START Provided records

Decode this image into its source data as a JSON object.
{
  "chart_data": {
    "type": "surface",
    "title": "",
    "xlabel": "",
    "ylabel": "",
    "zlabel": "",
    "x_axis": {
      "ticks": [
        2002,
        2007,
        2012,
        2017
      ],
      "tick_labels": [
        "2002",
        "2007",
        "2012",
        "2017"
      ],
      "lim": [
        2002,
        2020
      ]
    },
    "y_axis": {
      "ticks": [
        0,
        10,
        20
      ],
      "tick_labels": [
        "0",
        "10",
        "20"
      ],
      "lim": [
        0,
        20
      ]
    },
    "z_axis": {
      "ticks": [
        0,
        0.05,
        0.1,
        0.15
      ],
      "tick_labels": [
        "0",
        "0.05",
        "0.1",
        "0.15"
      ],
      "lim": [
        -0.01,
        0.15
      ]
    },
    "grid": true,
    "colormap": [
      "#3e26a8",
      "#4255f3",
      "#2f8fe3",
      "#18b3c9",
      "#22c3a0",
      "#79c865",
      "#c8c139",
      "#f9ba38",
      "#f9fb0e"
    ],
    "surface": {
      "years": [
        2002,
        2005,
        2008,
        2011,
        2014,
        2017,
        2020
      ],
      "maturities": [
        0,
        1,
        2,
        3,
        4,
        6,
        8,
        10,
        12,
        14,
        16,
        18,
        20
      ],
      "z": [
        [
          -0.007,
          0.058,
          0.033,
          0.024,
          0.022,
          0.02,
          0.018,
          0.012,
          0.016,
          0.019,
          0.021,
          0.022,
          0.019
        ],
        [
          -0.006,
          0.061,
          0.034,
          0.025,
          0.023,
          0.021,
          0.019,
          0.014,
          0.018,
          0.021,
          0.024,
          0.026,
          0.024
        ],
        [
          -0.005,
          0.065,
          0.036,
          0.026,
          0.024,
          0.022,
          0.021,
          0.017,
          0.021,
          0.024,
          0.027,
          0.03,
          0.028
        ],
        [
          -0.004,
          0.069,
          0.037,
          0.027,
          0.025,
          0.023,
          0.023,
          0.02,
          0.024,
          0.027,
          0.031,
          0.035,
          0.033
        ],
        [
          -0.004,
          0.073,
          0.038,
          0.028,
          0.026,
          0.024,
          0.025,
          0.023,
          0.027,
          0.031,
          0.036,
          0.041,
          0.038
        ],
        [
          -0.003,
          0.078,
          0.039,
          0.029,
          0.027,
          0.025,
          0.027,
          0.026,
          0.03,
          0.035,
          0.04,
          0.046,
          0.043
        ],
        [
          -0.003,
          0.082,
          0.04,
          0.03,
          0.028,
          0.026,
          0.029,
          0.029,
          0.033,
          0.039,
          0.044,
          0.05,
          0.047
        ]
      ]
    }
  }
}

END Provided records

_Task to carry out_
Return each line of the data exactly as written above.

_Output below_
Decode this image into its source data as a JSON object.
{
  "chart_data": {
    "type": "surface",
    "title": "",
    "xlabel": "",
    "ylabel": "",
    "zlabel": "",
    "x_axis": {
      "ticks": [
        2002,
        2007,
        2012,
        2017
      ],
      "tick_labels": [
        "2002",
        "2007",
        "2012",
        "2017"
      ],
      "lim": [
        2002,
        2020
      ]
    },
    "y_axis": {
      "ticks": [
        0,
        10,
        20
      ],
      "tick_labels": [
        "0",
        "10",
        "20"
      ],
      "lim": [
        0,
        20
      ]
    },
    "z_axis": {
      "ticks": [
        0,
        0.05,
        0.1,
        0.15
      ],
      "tick_labels": [
        "0",
        "0.05",
        "0.1",
        "0.15"
      ],
      "lim": [
        -0.01,
        0.15
      ]
    },
    "grid": true,
    "colormap": [
      "#3e26a8",
      "#4255f3",
      "#2f8fe3",
      "#18b3c9",
      "#22c3a0",
      "#79c865",
      "#c8c139",
      "#f9ba38",
      "#f9fb0e"
    ],
    "surface": {
      "years": [
        2002,
        2005,
        2008,
        2011,
        2014,
        2017,
        2020
      ],
      "maturities": [
        0,
        1,
        2,
        3,
        4,
        6,
        8,
        10,
        12,
        14,
        16,
        18,
        20
      ],
      "z": [
        [
          -0.007,
          0.058,
          0.033,
          0.024,
          0.022,
          0.02,
          0.018,
          0.012,
          0.016,
          0.019,
          0.021,
          0.022,
          0.019
        ],
        [
          -0.006,
          0.061,
          0.034,
          0.025,
          0.023,
          0.021,
          0.019,
          0.014,
          0.018,
          0.021,
          0.024,
          0.026,
          0.024
        ],
        [
          -0.005,
          0.065,
          0.036,
          0.026,
          0.024,
          0.022,
          0.021,
          0.017,
          0.021,
          0.024,
          0.027,
          0.03,
          0.028
        ],
        [
          -0.004,
          0.069,
          0.037,
          0.027,
          0.025,
          0.023,
          0.023,
          0.02,
          0.024,
          0.027,
          0.031,
          0.035,
          0.033
        ],
        [
          -0.004,
          0.073,
          0.038,
          0.028,
          0.026,
          0.024,
          0.025,
          0.023,
          0.027,
          0.031,
          0.036,
          0.041,
          0.038
        ],
        [
          -0.003,
          0.078,
          0.039,
          0.029,
          0.027,
          0.025,
          0.027,
          0.026,
          0.03,
          0.035,
          0.04,
          0.046,
          0.043
        ],
        [
          -0.003,
          0.082,
          0.04,
          0.03,
          0.028,
          0.026,
          0.029,
          0.029,
          0.033,
          0.039,
          0.044,
          0.05,
          0.047
        ]
      ]
    }
  }
}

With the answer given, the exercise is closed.